-- Begin Exercise input --
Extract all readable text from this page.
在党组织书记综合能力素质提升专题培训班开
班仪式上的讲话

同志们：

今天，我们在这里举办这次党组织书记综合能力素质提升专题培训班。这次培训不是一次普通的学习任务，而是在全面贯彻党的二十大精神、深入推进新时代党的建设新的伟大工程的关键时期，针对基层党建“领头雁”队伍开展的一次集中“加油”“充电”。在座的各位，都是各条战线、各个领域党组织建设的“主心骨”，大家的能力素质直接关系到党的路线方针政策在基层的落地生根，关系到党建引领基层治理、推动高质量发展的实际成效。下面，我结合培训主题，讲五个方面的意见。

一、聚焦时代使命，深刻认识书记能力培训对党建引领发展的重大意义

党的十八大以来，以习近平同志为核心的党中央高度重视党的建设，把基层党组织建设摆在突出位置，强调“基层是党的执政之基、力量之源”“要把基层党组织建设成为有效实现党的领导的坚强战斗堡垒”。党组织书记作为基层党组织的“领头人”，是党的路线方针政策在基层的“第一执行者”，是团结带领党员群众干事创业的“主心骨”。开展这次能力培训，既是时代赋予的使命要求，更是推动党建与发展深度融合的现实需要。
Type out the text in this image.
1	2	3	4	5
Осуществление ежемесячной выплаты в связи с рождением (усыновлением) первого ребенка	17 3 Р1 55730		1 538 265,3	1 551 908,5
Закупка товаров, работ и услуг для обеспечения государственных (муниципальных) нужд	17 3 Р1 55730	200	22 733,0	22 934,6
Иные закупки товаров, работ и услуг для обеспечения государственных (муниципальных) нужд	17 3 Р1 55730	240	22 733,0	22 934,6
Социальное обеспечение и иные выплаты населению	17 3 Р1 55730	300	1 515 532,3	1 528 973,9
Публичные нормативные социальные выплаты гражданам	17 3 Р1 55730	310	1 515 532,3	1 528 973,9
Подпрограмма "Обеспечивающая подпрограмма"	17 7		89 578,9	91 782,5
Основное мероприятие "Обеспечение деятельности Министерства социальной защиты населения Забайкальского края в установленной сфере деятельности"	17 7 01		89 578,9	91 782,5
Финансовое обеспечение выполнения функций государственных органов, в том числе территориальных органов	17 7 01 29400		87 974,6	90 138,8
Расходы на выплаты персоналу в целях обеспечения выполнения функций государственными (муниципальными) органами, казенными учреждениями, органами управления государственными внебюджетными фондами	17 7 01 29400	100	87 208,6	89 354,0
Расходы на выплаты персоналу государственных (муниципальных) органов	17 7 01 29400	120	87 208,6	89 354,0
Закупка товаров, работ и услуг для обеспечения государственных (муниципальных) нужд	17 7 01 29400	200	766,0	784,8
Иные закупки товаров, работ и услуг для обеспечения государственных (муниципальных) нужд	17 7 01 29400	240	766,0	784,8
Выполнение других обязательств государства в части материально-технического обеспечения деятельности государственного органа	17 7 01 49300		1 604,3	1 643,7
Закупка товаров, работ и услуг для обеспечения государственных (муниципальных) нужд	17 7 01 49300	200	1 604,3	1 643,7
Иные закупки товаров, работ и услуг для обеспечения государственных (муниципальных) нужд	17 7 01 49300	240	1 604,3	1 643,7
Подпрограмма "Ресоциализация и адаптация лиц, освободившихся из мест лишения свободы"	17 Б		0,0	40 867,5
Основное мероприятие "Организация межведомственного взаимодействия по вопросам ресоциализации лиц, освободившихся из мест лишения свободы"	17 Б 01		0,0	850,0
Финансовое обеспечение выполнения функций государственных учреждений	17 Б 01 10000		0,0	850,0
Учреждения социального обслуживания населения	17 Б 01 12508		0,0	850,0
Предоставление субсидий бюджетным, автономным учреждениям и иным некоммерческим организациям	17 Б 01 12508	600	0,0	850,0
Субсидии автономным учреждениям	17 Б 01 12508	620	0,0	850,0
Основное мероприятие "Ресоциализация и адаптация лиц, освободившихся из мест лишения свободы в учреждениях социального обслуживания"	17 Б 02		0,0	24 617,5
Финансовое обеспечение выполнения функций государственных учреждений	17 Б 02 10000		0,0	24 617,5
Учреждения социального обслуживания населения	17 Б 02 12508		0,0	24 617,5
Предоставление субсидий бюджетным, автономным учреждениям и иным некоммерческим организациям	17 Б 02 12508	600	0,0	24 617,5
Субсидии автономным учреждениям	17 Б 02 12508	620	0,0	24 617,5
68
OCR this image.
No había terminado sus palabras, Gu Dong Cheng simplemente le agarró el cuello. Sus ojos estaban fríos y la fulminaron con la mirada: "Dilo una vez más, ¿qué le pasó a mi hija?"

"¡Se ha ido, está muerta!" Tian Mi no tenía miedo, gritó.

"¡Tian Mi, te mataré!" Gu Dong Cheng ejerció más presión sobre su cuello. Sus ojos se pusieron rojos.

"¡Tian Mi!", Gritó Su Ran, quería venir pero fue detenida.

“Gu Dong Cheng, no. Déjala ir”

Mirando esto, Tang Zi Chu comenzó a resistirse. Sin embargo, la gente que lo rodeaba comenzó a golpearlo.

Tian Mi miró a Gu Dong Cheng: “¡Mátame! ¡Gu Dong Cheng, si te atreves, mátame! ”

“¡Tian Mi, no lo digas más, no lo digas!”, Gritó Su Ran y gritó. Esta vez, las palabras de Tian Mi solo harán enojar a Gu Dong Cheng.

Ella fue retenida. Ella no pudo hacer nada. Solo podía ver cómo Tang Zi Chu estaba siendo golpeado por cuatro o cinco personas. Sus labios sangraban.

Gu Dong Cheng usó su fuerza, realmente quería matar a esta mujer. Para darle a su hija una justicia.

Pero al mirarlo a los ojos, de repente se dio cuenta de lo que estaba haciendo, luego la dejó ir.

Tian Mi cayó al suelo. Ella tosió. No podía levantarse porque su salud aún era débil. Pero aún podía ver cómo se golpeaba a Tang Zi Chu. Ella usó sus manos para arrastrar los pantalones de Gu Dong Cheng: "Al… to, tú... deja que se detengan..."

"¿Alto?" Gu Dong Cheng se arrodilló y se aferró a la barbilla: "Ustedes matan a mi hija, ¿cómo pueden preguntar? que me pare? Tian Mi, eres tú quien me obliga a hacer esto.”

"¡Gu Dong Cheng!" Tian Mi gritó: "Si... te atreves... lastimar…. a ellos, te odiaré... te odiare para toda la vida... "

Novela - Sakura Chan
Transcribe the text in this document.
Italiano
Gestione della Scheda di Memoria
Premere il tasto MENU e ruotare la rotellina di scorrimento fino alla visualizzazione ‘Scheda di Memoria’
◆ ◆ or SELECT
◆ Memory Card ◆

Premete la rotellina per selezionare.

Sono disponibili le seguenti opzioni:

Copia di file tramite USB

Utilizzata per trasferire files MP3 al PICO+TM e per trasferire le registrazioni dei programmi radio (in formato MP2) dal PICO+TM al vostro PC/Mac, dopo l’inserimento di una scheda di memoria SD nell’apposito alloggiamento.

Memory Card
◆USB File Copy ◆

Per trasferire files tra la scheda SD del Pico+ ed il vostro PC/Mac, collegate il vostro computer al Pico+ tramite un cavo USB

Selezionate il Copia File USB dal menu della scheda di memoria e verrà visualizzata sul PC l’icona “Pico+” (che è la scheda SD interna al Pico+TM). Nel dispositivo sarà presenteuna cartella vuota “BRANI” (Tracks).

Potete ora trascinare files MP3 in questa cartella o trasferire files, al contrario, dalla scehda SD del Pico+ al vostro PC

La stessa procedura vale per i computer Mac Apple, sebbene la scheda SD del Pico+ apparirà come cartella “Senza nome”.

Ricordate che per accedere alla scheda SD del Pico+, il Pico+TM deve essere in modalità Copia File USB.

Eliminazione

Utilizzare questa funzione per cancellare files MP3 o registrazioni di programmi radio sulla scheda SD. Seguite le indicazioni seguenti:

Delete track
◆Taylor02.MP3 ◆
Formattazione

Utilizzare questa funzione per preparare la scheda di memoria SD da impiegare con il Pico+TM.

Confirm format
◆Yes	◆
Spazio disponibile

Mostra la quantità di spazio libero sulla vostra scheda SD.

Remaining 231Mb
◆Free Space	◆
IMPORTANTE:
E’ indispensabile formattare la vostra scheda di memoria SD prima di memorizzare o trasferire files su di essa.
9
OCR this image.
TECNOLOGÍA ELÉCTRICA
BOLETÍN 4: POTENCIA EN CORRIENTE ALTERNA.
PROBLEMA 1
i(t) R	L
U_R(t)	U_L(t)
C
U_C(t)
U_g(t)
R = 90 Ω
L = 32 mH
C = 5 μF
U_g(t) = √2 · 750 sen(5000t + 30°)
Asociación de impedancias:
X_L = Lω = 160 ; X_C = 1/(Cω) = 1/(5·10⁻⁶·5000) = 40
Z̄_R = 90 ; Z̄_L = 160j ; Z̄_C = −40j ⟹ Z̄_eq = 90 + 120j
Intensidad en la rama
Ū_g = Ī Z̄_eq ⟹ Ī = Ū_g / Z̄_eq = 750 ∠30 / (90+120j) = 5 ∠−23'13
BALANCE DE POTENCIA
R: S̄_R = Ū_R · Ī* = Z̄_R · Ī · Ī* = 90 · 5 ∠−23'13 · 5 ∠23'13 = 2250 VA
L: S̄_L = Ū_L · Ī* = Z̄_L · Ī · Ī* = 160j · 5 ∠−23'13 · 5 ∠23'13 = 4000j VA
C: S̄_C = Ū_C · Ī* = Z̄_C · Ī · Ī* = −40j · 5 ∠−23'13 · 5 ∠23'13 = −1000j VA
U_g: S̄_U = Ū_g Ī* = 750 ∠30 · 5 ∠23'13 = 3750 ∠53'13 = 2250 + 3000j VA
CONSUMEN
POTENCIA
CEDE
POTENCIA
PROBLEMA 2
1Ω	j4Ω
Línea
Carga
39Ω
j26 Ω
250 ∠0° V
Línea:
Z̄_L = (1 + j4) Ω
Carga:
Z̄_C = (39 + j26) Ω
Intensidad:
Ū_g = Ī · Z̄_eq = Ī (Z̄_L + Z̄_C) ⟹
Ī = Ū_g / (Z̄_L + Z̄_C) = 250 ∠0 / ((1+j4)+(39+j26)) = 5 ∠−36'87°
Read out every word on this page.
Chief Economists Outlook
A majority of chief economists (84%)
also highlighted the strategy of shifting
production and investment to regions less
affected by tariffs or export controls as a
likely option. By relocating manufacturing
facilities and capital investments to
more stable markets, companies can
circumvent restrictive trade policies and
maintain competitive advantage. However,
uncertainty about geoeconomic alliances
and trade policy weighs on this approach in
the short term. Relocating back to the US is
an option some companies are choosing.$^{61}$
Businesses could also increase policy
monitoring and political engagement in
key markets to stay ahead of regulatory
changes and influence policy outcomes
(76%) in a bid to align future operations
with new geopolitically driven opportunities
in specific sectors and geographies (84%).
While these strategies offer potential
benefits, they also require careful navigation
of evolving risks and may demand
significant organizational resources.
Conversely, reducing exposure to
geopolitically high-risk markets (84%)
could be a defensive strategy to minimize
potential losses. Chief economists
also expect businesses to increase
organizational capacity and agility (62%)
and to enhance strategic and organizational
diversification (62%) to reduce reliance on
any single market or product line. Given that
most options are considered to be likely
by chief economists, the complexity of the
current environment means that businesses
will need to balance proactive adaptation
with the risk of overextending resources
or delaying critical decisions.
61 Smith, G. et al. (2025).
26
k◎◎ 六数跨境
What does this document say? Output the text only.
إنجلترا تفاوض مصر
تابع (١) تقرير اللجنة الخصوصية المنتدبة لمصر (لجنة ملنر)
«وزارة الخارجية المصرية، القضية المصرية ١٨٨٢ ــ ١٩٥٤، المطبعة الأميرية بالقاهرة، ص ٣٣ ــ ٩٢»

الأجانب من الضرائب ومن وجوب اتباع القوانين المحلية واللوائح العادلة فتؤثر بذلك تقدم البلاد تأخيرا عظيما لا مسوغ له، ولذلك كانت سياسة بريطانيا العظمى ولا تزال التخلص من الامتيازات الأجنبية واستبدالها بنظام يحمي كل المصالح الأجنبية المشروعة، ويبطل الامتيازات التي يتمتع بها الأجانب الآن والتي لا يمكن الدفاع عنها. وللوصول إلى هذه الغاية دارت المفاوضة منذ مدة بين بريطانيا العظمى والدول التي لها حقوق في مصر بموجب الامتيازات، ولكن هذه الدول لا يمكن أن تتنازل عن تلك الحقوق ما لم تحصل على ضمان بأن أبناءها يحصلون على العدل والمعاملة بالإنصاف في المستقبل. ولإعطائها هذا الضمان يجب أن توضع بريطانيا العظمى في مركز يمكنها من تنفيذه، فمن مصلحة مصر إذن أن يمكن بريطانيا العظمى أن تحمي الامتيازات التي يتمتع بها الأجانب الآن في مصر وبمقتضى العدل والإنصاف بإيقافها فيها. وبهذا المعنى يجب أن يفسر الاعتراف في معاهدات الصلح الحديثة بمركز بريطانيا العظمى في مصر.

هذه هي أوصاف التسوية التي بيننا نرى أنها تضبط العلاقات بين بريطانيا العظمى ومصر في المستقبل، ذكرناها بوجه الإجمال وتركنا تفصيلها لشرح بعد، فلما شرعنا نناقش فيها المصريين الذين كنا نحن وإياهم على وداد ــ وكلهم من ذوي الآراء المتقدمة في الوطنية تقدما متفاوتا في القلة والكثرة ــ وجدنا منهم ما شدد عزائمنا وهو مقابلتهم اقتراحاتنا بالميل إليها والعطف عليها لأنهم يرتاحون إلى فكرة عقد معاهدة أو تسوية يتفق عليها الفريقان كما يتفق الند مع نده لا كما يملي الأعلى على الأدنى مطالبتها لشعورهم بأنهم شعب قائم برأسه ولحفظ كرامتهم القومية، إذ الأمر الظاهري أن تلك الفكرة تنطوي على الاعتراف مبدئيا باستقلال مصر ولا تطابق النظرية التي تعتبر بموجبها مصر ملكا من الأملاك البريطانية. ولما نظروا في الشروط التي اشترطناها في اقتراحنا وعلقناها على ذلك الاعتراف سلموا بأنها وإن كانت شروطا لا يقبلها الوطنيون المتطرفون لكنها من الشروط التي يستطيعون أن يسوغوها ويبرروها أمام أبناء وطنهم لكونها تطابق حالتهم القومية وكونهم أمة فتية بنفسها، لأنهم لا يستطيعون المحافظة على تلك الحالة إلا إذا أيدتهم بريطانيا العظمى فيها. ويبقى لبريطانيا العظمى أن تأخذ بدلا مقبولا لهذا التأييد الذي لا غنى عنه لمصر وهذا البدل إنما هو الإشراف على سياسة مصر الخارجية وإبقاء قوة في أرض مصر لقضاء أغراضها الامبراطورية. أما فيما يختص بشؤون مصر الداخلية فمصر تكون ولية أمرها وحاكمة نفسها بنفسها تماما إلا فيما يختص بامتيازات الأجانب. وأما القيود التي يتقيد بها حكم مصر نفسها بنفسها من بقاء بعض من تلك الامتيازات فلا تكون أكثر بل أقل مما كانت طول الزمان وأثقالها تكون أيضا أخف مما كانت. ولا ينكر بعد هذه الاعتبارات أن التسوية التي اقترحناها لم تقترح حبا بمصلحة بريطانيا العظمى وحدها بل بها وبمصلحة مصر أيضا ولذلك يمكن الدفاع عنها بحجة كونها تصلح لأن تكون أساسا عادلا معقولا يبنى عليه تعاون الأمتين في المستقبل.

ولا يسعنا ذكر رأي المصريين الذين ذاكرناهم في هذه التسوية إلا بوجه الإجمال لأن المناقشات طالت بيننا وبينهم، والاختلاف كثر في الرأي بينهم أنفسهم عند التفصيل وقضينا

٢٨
-- End Exercise input --
- **Exercise details**
Select all lines in the listing that include the word "document".

- **Solution below**
Transcribe the text in this document.
What does this document say? Output the text only.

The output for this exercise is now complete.